### Work item
Within the records that follow, find every line containing the string "vader". Copy those lines.

### Working data
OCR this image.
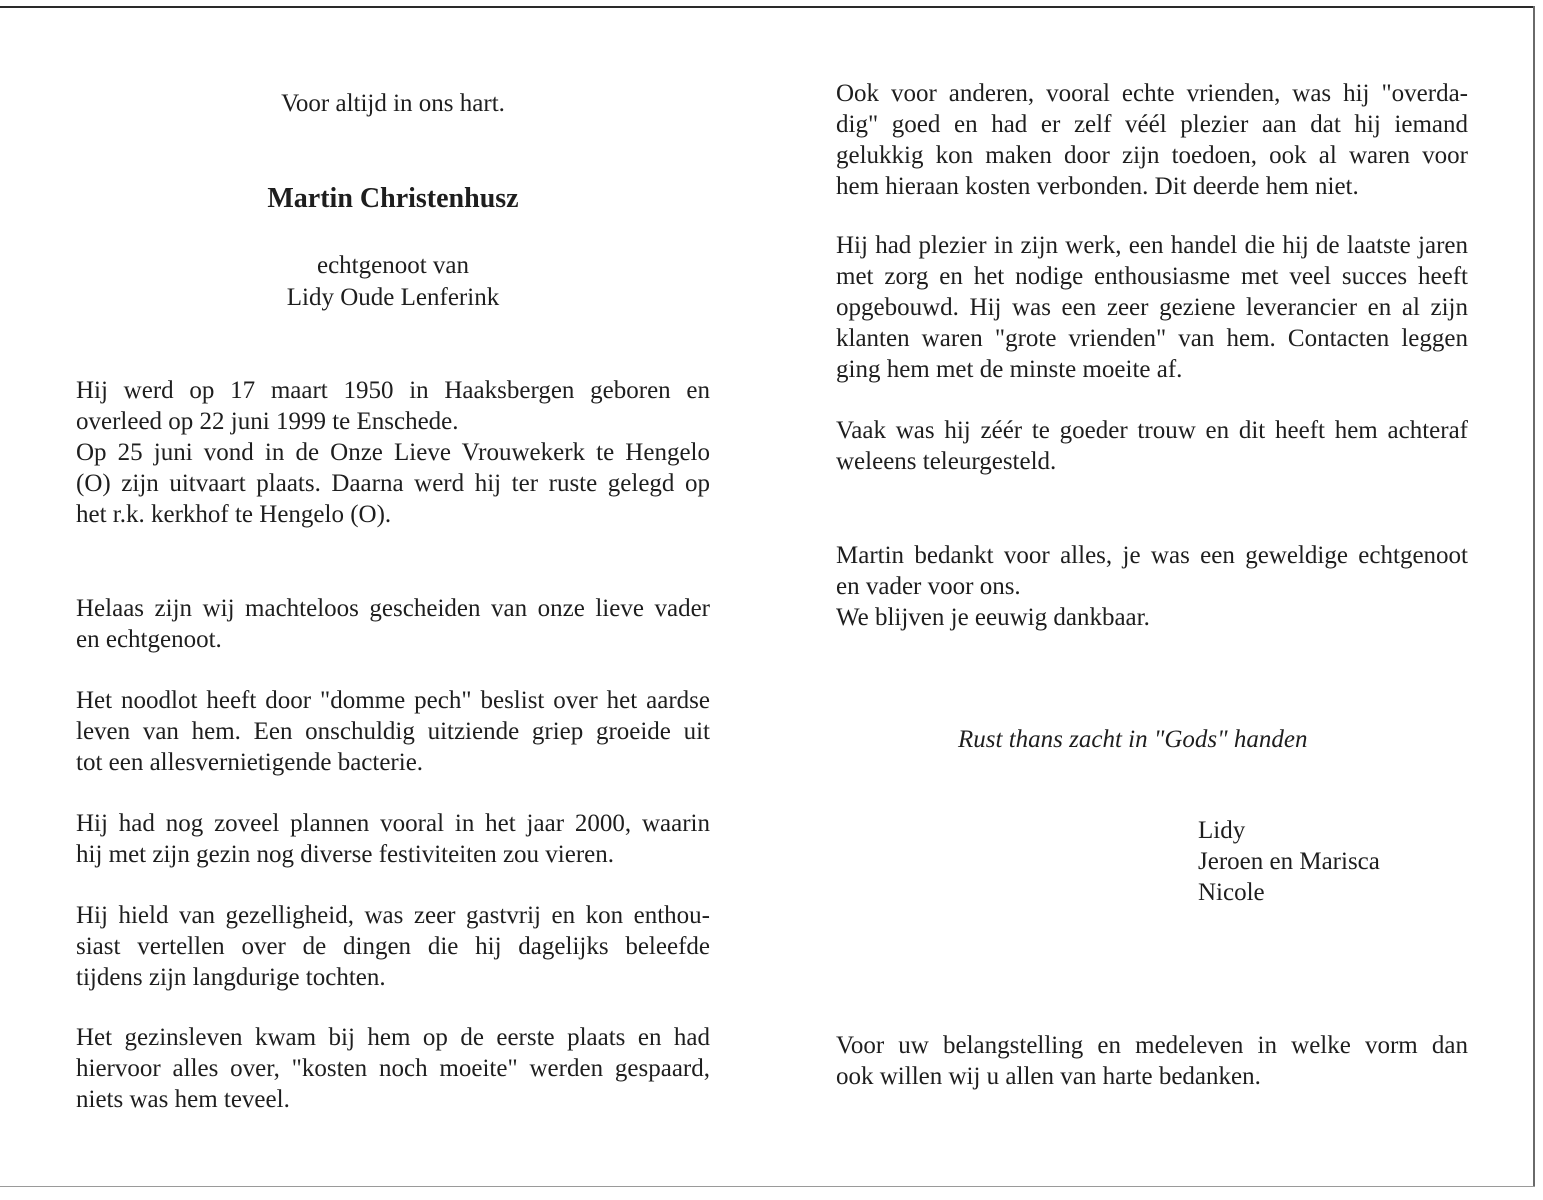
Voor altijd in ons hart.
Martin Christenhusz
echtgenoot van
Lidy Oude Lenferink
Hij werd op 17 maart 1950 in Haaksbergen geboren en
overleed op 22 juni 1999 te Enschede.
Op 25 juni vond in de Onze Lieve Vrouwekerk te Hengelo
(O) zijn uitvaart plaats. Daarna werd hij ter ruste gelegd op
het r.k. kerkhof te Hengelo (O).
Helaas zijn wij machteloos gescheiden van onze lieve vader
en echtgenoot.
Het noodlot heeft door "domme pech" beslist over het aardse
leven van hem. Een onschuldig uitziende griep groeide uit
tot een allesvernietigende bacterie.
Hij had nog zoveel plannen vooral in het jaar 2000, waarin
hij met zijn gezin nog diverse festiviteiten zou vieren.
Hij hield van gezelligheid, was zeer gastvrij en kon enthou-
siast vertellen over de dingen die hij dagelijks beleefde
tijdens zijn langdurige tochten.
Het gezinsleven kwam bij hem op de eerste plaats en had
hiervoor alles over, "kosten noch moeite" werden gespaard,
niets was hem teveel.
Ook voor anderen, vooral echte vrienden, was hij "overda-
dig" goed en had er zelf véél plezier aan dat hij iemand
gelukkig kon maken door zijn toedoen, ook al waren voor
hem hieraan kosten verbonden. Dit deerde hem niet.
Hij had plezier in zijn werk, een handel die hij de laatste jaren
met zorg en het nodige enthousiasme met veel succes heeft
opgebouwd. Hij was een zeer geziene leverancier en al zijn
klanten waren "grote vrienden" van hem. Contacten leggen
ging hem met de minste moeite af.
Vaak was hij zéér te goeder trouw en dit heeft hem achteraf
weleens teleurgesteld.
Martin bedankt voor alles, je was een geweldige echtgenoot
en vader voor ons.
We blijven je eeuwig dankbaar.
Rust thans zacht in "Gods" handen
Voor uw belangstelling en medeleven in welke vorm dan
ook willen wij u allen van harte bedanken.
Lidy
Jeroen en Marisca
Nicole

### Your response
Helaas zijn wij machteloos gescheiden van onze lieve vader
en vader voor ons.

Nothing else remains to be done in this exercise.